• _Task brief_
Pull out every line below that holds the word "title".

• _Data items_
* BEGIN *
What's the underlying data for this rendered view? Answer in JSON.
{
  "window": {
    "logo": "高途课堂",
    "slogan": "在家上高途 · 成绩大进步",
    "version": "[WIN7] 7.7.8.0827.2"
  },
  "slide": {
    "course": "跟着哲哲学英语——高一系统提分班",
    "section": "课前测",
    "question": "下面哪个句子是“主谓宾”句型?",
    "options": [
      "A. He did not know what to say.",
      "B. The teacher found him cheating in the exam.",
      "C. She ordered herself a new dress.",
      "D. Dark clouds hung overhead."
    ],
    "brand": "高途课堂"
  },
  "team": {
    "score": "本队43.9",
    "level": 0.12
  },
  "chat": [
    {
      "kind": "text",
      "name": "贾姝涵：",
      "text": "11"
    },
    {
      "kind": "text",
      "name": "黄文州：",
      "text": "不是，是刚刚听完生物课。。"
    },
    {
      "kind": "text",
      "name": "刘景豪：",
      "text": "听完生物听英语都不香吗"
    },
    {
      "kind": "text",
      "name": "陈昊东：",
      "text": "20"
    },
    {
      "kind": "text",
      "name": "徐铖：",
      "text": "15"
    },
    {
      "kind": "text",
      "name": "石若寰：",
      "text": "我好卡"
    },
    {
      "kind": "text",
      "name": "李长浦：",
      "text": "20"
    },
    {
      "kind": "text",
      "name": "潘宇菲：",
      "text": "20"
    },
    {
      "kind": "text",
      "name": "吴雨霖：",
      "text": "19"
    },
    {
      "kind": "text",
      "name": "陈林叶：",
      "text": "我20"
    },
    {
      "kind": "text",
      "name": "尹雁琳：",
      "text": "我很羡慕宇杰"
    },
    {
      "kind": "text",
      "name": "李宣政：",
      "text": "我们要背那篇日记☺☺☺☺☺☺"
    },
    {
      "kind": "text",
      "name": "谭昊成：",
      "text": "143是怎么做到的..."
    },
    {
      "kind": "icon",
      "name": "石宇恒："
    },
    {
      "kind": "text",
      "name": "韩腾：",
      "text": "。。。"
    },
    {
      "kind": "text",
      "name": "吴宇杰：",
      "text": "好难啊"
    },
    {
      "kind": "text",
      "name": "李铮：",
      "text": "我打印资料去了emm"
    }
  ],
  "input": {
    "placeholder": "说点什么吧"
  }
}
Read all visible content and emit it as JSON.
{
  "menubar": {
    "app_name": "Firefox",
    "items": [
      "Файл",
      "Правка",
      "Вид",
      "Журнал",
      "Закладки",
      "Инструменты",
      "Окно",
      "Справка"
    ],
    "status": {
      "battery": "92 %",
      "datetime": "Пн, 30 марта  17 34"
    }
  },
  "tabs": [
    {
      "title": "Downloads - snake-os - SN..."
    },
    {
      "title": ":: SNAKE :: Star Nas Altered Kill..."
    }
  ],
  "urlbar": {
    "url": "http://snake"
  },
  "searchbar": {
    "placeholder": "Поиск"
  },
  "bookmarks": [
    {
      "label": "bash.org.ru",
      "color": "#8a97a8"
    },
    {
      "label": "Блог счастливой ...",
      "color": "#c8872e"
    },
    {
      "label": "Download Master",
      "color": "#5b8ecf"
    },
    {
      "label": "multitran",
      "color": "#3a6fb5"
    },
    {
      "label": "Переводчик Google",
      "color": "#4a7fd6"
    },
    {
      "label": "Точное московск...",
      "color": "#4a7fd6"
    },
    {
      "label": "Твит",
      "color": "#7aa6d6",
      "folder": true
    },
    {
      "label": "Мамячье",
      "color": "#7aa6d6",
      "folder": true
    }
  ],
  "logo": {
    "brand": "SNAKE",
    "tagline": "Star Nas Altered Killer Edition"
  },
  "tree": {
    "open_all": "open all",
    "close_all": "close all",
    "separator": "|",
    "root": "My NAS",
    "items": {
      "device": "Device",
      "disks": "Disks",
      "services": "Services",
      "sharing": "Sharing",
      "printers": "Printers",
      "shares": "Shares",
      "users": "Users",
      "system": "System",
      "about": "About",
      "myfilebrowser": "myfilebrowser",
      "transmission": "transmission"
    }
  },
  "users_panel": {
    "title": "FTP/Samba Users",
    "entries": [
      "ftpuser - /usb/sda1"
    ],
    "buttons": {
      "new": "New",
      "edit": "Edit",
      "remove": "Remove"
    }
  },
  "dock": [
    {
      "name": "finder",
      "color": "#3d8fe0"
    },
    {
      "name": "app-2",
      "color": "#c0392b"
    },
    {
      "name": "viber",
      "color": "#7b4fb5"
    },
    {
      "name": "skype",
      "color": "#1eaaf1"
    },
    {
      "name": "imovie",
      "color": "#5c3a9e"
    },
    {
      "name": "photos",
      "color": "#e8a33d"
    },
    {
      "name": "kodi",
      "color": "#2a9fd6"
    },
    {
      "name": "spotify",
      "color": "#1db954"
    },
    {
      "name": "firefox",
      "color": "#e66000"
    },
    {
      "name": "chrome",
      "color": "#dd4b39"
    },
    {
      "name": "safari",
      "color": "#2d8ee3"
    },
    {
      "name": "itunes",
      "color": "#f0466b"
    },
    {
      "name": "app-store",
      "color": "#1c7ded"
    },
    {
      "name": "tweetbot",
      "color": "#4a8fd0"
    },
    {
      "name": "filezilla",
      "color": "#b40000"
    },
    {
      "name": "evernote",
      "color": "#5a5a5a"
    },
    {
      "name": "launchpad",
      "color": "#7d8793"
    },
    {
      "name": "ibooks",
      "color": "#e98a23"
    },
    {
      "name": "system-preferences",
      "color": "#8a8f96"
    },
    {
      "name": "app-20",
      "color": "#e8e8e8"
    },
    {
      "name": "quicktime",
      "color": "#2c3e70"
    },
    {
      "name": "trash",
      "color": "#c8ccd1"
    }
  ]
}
* END *
• _Answer for the task_
      "title": "Downloads - snake-os - SN..."
      "title": ":: SNAKE :: Star Nas Altered Kill..."
    "title": "FTP/Samba Users",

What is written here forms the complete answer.